> TASK STATEMENT:
Find every line in the records below that holds the word "title", and copy each one.

═══ MATERIAL SUPPLIED

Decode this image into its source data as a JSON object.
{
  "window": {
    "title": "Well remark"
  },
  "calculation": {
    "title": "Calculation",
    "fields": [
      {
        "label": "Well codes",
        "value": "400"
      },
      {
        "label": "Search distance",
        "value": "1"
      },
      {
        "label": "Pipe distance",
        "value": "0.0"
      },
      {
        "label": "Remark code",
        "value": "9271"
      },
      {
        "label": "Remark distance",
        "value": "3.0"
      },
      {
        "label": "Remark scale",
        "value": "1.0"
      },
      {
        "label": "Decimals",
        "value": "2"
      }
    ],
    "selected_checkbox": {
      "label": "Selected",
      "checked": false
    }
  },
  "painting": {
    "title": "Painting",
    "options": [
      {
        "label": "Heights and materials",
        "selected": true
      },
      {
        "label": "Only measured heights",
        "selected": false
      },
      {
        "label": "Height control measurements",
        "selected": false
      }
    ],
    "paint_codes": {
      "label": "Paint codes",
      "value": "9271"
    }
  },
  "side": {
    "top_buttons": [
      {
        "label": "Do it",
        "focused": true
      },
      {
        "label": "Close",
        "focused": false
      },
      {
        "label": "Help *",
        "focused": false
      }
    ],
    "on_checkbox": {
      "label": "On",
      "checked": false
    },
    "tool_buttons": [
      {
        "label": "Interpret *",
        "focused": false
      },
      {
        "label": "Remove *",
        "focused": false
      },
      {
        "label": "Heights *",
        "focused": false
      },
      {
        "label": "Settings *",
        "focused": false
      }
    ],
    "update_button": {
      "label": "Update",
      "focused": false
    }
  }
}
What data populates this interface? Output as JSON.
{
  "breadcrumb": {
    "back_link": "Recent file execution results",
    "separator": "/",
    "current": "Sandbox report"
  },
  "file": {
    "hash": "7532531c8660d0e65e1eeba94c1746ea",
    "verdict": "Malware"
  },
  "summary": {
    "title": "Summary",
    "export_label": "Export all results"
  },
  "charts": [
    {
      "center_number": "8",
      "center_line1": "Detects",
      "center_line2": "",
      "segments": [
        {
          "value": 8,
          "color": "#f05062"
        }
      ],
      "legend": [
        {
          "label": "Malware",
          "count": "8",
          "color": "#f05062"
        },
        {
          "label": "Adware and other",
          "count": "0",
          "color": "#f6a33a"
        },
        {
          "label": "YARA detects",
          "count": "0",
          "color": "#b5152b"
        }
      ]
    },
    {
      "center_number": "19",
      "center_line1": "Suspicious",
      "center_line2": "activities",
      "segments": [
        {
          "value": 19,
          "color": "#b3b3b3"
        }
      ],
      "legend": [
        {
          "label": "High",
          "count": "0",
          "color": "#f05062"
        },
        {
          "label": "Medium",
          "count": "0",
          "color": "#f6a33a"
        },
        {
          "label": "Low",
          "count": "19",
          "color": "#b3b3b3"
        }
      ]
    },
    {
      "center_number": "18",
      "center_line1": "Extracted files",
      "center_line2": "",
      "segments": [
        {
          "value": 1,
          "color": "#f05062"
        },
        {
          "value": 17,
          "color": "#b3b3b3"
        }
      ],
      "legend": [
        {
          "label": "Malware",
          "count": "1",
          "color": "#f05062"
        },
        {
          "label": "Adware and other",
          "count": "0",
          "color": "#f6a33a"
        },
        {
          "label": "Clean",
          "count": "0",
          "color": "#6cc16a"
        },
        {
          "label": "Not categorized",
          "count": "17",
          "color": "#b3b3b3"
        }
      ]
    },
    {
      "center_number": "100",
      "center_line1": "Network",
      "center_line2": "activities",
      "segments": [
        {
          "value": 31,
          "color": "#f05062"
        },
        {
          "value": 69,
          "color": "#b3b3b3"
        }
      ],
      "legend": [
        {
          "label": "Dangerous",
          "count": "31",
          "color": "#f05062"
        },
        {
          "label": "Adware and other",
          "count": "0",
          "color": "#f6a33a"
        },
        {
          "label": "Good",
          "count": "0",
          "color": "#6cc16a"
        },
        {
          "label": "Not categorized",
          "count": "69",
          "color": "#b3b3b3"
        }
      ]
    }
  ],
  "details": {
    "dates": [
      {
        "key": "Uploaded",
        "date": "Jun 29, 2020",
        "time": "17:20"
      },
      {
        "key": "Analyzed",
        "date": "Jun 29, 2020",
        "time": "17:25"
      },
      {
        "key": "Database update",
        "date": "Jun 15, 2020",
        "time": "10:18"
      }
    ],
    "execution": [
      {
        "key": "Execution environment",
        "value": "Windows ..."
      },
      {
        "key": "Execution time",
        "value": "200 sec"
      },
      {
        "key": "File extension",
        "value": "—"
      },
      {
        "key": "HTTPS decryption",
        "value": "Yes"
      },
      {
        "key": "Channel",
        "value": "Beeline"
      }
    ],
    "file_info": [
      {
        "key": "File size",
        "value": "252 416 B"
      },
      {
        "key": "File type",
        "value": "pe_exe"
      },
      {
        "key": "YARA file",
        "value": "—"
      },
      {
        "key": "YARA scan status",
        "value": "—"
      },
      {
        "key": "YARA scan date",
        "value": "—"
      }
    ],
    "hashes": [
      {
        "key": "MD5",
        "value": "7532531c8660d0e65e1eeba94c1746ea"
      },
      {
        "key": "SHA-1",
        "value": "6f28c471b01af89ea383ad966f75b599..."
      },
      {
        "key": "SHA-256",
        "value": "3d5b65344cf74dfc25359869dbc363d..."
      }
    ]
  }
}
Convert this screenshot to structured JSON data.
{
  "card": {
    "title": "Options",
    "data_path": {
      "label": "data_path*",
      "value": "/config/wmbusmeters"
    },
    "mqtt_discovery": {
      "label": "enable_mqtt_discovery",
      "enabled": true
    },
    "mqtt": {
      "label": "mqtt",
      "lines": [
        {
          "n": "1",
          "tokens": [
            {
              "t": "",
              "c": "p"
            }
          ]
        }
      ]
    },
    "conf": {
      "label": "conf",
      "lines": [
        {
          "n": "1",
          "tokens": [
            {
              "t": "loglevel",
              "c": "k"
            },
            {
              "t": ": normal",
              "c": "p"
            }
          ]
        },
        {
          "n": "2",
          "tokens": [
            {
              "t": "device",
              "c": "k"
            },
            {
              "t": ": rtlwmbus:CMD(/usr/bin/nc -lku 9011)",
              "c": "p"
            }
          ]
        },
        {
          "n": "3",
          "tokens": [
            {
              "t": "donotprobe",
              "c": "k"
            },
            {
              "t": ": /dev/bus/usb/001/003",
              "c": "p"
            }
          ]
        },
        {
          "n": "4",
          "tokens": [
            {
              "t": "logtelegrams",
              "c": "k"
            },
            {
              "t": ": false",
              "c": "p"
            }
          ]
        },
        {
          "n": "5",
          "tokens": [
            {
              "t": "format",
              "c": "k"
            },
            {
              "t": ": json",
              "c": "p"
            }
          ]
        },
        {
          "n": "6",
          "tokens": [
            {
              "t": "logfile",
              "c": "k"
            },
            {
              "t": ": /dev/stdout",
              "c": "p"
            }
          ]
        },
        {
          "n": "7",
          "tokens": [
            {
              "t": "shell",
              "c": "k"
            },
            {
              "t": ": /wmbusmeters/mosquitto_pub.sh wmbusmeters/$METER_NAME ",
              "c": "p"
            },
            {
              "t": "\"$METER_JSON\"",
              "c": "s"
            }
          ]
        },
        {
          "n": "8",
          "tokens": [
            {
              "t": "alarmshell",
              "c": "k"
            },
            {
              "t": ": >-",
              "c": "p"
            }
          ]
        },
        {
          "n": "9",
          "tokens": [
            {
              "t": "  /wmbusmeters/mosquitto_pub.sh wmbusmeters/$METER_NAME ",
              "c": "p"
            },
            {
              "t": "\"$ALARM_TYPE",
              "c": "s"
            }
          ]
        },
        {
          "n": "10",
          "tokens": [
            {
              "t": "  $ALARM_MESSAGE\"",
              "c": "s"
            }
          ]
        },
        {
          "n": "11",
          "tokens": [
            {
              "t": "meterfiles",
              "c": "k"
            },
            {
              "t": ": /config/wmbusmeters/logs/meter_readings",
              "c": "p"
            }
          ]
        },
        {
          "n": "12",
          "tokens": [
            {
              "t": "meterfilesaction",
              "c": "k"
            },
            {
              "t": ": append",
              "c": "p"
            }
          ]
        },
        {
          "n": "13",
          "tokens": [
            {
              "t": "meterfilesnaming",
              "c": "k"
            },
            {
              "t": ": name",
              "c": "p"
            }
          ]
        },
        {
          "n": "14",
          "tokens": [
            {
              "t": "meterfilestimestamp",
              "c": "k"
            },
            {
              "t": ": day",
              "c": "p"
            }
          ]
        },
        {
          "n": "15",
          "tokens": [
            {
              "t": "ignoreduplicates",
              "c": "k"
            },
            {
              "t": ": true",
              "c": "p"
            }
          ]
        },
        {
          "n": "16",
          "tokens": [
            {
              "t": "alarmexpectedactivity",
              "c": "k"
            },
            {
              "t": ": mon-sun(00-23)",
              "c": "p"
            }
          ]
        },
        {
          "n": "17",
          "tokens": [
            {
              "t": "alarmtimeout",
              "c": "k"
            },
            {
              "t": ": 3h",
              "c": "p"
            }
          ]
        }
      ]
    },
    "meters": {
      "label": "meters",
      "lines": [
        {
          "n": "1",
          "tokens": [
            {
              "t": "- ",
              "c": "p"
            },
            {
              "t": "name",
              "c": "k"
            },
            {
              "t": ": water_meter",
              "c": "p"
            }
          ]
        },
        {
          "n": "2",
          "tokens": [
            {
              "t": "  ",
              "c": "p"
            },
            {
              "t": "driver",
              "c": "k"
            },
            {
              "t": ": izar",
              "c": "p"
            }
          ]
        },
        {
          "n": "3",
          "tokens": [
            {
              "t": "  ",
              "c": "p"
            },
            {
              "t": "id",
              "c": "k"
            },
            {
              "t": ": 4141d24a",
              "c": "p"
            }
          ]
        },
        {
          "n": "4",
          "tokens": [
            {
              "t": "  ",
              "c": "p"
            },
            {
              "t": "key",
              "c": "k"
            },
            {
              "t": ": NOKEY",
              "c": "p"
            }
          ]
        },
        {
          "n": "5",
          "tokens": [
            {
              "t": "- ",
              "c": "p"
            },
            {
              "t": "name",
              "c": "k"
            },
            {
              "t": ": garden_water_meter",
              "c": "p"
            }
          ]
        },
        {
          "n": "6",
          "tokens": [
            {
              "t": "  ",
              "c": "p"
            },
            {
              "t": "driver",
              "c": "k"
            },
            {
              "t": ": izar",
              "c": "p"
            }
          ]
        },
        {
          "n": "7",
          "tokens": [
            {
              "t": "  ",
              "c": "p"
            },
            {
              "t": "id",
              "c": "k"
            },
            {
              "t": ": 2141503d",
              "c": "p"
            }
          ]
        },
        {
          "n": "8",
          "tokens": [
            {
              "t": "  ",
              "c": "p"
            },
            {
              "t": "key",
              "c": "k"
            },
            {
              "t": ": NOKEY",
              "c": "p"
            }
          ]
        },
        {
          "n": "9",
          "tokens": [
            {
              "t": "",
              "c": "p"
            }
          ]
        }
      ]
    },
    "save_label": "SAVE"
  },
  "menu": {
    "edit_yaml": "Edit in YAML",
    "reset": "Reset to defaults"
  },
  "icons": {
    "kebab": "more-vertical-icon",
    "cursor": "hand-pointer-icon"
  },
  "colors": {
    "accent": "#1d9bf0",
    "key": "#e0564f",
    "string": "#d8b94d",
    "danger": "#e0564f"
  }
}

══════

> RESPONSE TO THE EXERCISE:
    "title": "Well remark"
    "title": "Calculation",
    "title": "Painting",
    "title": "Summary",
    "title": "Options",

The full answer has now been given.